***** Materials provided *****
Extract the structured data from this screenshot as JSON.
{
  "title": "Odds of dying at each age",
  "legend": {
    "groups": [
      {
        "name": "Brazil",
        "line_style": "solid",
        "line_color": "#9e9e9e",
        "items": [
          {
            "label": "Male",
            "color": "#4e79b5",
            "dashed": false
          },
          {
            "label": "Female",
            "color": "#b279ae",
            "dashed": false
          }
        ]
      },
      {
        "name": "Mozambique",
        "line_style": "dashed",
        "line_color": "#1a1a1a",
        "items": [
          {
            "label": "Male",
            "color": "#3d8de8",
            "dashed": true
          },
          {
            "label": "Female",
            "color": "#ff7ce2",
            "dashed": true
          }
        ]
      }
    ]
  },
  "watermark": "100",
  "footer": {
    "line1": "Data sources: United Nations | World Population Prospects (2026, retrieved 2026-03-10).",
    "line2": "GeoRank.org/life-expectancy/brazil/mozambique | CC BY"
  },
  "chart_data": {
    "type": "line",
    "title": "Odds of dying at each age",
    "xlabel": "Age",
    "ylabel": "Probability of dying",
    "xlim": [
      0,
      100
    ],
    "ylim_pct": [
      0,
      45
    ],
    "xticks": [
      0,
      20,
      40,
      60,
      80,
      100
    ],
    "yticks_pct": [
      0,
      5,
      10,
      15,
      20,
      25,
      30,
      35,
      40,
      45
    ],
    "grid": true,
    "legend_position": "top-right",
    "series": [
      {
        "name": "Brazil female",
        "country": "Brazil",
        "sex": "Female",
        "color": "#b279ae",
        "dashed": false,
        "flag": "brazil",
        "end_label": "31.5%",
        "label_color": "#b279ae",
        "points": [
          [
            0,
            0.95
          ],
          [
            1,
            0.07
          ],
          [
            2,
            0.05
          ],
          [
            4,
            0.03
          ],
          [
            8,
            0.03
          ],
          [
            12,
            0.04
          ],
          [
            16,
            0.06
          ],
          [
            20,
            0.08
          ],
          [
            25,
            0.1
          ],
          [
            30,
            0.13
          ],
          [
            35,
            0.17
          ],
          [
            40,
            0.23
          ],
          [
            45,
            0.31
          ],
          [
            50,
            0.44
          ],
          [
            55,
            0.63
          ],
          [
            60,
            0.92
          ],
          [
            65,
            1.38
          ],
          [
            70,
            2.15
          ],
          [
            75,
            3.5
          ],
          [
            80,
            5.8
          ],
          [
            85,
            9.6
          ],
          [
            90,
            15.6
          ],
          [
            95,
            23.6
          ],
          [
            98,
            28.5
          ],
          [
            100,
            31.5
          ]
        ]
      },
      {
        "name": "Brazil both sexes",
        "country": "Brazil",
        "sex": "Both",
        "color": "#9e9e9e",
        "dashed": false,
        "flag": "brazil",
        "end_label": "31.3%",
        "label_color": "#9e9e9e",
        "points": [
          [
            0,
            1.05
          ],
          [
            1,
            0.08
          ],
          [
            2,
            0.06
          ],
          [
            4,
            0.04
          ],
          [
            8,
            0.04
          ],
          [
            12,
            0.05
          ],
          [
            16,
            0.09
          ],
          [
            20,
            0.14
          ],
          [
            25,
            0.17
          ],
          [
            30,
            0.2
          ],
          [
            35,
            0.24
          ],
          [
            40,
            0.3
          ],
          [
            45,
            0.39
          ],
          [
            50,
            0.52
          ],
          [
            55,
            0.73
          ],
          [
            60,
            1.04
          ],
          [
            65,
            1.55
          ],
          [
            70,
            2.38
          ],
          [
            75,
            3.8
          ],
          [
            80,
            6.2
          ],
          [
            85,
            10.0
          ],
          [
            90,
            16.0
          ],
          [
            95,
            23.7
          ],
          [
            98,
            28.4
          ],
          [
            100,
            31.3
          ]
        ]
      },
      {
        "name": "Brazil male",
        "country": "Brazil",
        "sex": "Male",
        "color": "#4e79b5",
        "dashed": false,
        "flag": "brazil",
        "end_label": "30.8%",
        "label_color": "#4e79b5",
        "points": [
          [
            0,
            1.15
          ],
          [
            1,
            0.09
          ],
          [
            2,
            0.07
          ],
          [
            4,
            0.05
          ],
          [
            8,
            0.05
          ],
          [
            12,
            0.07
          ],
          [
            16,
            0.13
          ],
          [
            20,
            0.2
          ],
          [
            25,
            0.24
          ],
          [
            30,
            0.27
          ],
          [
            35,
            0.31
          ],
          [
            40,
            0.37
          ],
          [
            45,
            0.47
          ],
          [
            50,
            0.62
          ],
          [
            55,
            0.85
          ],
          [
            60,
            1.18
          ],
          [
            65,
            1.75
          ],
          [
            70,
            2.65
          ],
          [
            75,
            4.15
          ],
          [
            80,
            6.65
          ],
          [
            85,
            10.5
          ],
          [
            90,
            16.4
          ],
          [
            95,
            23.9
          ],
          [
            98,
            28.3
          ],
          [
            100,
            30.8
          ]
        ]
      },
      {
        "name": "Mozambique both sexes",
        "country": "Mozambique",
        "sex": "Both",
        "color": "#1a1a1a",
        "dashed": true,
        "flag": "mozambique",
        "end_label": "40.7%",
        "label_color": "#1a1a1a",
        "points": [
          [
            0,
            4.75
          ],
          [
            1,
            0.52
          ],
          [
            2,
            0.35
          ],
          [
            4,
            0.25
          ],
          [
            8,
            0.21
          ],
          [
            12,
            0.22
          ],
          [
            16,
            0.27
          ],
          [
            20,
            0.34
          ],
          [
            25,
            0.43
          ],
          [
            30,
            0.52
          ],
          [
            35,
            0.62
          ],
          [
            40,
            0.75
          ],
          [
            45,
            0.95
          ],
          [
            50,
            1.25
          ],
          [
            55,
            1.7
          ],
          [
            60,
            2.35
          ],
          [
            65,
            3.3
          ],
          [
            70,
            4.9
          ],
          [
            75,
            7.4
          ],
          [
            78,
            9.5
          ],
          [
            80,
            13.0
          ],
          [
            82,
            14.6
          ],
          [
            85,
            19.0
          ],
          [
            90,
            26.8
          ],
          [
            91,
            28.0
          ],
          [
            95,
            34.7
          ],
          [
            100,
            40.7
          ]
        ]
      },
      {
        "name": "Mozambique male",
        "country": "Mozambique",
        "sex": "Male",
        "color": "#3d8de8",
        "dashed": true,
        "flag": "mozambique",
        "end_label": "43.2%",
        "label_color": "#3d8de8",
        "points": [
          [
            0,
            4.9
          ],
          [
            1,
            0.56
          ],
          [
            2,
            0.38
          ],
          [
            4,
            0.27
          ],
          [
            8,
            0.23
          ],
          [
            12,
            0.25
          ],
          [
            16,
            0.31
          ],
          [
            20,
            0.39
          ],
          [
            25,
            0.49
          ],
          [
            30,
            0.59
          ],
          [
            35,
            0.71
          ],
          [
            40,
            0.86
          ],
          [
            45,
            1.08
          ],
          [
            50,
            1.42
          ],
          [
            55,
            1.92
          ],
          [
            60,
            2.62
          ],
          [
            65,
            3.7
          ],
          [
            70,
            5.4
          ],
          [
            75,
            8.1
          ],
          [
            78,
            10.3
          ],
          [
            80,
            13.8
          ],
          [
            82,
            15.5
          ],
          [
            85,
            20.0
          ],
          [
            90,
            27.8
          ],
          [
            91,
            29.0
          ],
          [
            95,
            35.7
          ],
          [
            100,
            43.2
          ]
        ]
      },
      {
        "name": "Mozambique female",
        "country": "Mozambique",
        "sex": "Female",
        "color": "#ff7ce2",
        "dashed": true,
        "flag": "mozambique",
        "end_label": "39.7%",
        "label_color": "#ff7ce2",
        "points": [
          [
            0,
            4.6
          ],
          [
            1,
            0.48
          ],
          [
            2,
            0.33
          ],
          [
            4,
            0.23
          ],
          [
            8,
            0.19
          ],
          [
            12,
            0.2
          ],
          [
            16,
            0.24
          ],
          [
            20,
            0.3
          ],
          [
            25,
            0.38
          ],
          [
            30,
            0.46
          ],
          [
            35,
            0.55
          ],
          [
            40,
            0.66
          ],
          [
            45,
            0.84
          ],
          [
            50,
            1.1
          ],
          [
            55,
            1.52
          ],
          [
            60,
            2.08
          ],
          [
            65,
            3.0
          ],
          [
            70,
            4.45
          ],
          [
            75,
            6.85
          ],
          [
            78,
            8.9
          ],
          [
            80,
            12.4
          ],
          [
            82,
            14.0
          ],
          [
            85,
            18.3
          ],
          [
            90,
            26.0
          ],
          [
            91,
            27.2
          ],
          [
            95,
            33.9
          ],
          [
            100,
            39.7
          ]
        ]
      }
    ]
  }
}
*****
■ Brief:
Find the word "name" and list each line it appears in.

■ Response to this exercise:
        "name": "Brazil",
        "name": "Mozambique",
        "name": "Brazil female",
        "name": "Brazil both sexes",
        "name": "Brazil male",
        "name": "Mozambique both sexes",
        "name": "Mozambique male",
        "name": "Mozambique female",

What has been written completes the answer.